─── RECORDS FOR THE TASK ───
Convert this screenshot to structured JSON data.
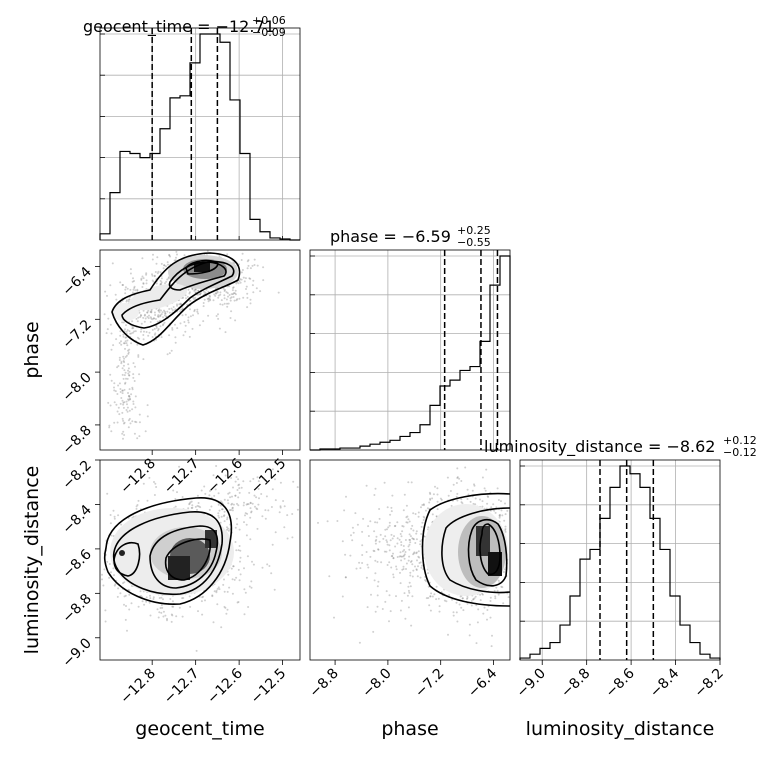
{
  "chart_data": {
    "type": "corner",
    "parameters": [
      "geocent_time",
      "phase",
      "luminosity_distance"
    ],
    "ranges": {
      "geocent_time": [
        -12.92,
        -12.46
      ],
      "phase": [
        -9.18,
        -6.15
      ],
      "luminosity_distance": [
        -9.1,
        -8.2
      ]
    },
    "ticks": {
      "geocent_time": [
        -12.8,
        -12.7,
        -12.6,
        -12.5
      ],
      "phase": [
        -8.8,
        -8.0,
        -7.2,
        -6.4
      ],
      "luminosity_distance": [
        -9.0,
        -8.8,
        -8.6,
        -8.4,
        -8.2
      ]
    },
    "tick_labels": {
      "geocent_time": [
        "−12.8",
        "−12.7",
        "−12.6",
        "−12.5"
      ],
      "phase": [
        "−8.8",
        "−8.0",
        "−7.2",
        "−6.4"
      ],
      "luminosity_distance": [
        "−9.0",
        "−8.8",
        "−8.6",
        "−8.4",
        "−8.2"
      ]
    },
    "summaries": [
      {
        "name": "geocent_time",
        "median": "−12.71",
        "plus": "+0.06",
        "minus": "−0.09",
        "quantiles": [
          -12.8,
          -12.71,
          -12.65
        ]
      },
      {
        "name": "phase",
        "median": "−6.59",
        "plus": "+0.25",
        "minus": "−0.55",
        "quantiles": [
          -7.14,
          -6.59,
          -6.34
        ]
      },
      {
        "name": "luminosity_distance",
        "median": "−8.62",
        "plus": "+0.12",
        "minus": "−0.12",
        "quantiles": [
          -8.74,
          -8.62,
          -8.5
        ]
      }
    ],
    "histograms": {
      "geocent_time": {
        "edges": [
          -12.92,
          -12.897,
          -12.874,
          -12.851,
          -12.828,
          -12.805,
          -12.782,
          -12.759,
          -12.736,
          -12.713,
          -12.69,
          -12.667,
          -12.644,
          -12.621,
          -12.598,
          -12.575,
          -12.552,
          -12.529,
          -12.506,
          -12.483,
          -12.46
        ],
        "counts": [
          0.03,
          0.23,
          0.43,
          0.42,
          0.4,
          0.42,
          0.54,
          0.69,
          0.7,
          0.86,
          1.0,
          1.0,
          0.96,
          0.68,
          0.42,
          0.1,
          0.04,
          0.01,
          0.005,
          0
        ]
      },
      "phase": {
        "edges": [
          -9.18,
          -9.0285,
          -8.877,
          -8.7255,
          -8.574,
          -8.4225,
          -8.271,
          -8.1195,
          -7.968,
          -7.8165,
          -7.665,
          -7.5135,
          -7.362,
          -7.2105,
          -7.059,
          -6.9075,
          -6.756,
          -6.6045,
          -6.453,
          -6.3015,
          -6.15
        ],
        "counts": [
          0,
          0.005,
          0.005,
          0.01,
          0.01,
          0.02,
          0.03,
          0.04,
          0.05,
          0.07,
          0.09,
          0.13,
          0.23,
          0.33,
          0.36,
          0.41,
          0.43,
          0.56,
          0.85,
          1.0
        ]
      },
      "luminosity_distance": {
        "edges": [
          -9.1,
          -9.055,
          -9.01,
          -8.965,
          -8.92,
          -8.875,
          -8.83,
          -8.785,
          -8.74,
          -8.695,
          -8.65,
          -8.605,
          -8.56,
          -8.515,
          -8.47,
          -8.425,
          -8.38,
          -8.335,
          -8.29,
          -8.245,
          -8.2
        ],
        "counts": [
          0.01,
          0.03,
          0.06,
          0.09,
          0.18,
          0.33,
          0.52,
          0.57,
          0.73,
          0.89,
          1.0,
          0.96,
          0.89,
          0.73,
          0.57,
          0.33,
          0.18,
          0.09,
          0.03,
          0.01
        ]
      }
    },
    "grid": true,
    "colors": {
      "contour": "#000000",
      "samples": "#777777",
      "grid": "#b0b0b0"
    }
  }
}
───
PROBLEM TO SOLVE — Transcribe the material as is, with images omitted.

RESULT —
Convert this screenshot to structured JSON data.
{
  "chart_data": {
    "type": "corner",
    "parameters": [
      "geocent_time",
      "phase",
      "luminosity_distance"
    ],
    "ranges": {
      "geocent_time": [
        -12.92,
        -12.46
      ],
      "phase": [
        -9.18,
        -6.15
      ],
      "luminosity_distance": [
        -9.1,
        -8.2
      ]
    },
    "ticks": {
      "geocent_time": [
        -12.8,
        -12.7,
        -12.6,
        -12.5
      ],
      "phase": [
        -8.8,
        -8.0,
        -7.2,
        -6.4
      ],
      "luminosity_distance": [
        -9.0,
        -8.8,
        -8.6,
        -8.4,
        -8.2
      ]
    },
    "tick_labels": {
      "geocent_time": [
        "−12.8",
        "−12.7",
        "−12.6",
        "−12.5"
      ],
      "phase": [
        "−8.8",
        "−8.0",
        "−7.2",
        "−6.4"
      ],
      "luminosity_distance": [
        "−9.0",
        "−8.8",
        "−8.6",
        "−8.4",
        "−8.2"
      ]
    },
    "summaries": [
      {
        "name": "geocent_time",
        "median": "−12.71",
        "plus": "+0.06",
        "minus": "−0.09",
        "quantiles": [
          -12.8,
          -12.71,
          -12.65
        ]
      },
      {
        "name": "phase",
        "median": "−6.59",
        "plus": "+0.25",
        "minus": "−0.55",
        "quantiles": [
          -7.14,
          -6.59,
          -6.34
        ]
      },
      {
        "name": "luminosity_distance",
        "median": "−8.62",
        "plus": "+0.12",
        "minus": "−0.12",
        "quantiles": [
          -8.74,
          -8.62,
          -8.5
        ]
      }
    ],
    "histograms": {
      "geocent_time": {
        "edges": [
          -12.92,
          -12.897,
          -12.874,
          -12.851,
          -12.828,
          -12.805,
          -12.782,
          -12.759,
          -12.736,
          -12.713,
          -12.69,
          -12.667,
          -12.644,
          -12.621,
          -12.598,
          -12.575,
          -12.552,
          -12.529,
          -12.506,
          -12.483,
          -12.46
        ],
        "counts": [
          0.03,
          0.23,
          0.43,
          0.42,
          0.4,
          0.42,
          0.54,
          0.69,
          0.7,
          0.86,
          1.0,
          1.0,
          0.96,
          0.68,
          0.42,
          0.1,
          0.04,
          0.01,
          0.005,
          0
        ]
      },
      "phase": {
        "edges": [
          -9.18,
          -9.0285,
          -8.877,
          -8.7255,
          -8.574,
          -8.4225,
          -8.271,
          -8.1195,
          -7.968,
          -7.8165,
          -7.665,
          -7.5135,
          -7.362,
          -7.2105,
          -7.059,
          -6.9075,
          -6.756,
          -6.6045,
          -6.453,
          -6.3015,
          -6.15
        ],
        "counts": [
          0,
          0.005,
          0.005,
          0.01,
          0.01,
          0.02,
          0.03,
          0.04,
          0.05,
          0.07,
          0.09,
          0.13,
          0.23,
          0.33,
          0.36,
          0.41,
          0.43,
          0.56,
          0.85,
          1.0
        ]
      },
      "luminosity_distance": {
        "edges": [
          -9.1,
          -9.055,
          -9.01,
          -8.965,
          -8.92,
          -8.875,
          -8.83,
          -8.785,
          -8.74,
          -8.695,
          -8.65,
          -8.605,
          -8.56,
          -8.515,
          -8.47,
          -8.425,
          -8.38,
          -8.335,
          -8.29,
          -8.245,
          -8.2
        ],
        "counts": [
          0.01,
          0.03,
          0.06,
          0.09,
          0.18,
          0.33,
          0.52,
          0.57,
          0.73,
          0.89,
          1.0,
          0.96,
          0.89,
          0.73,
          0.57,
          0.33,
          0.18,
          0.09,
          0.03,
          0.01
        ]
      }
    },
    "grid": true,
    "colors": {
      "contour": "#000000",
      "samples": "#777777",
      "grid": "#b0b0b0"
    }
  }
}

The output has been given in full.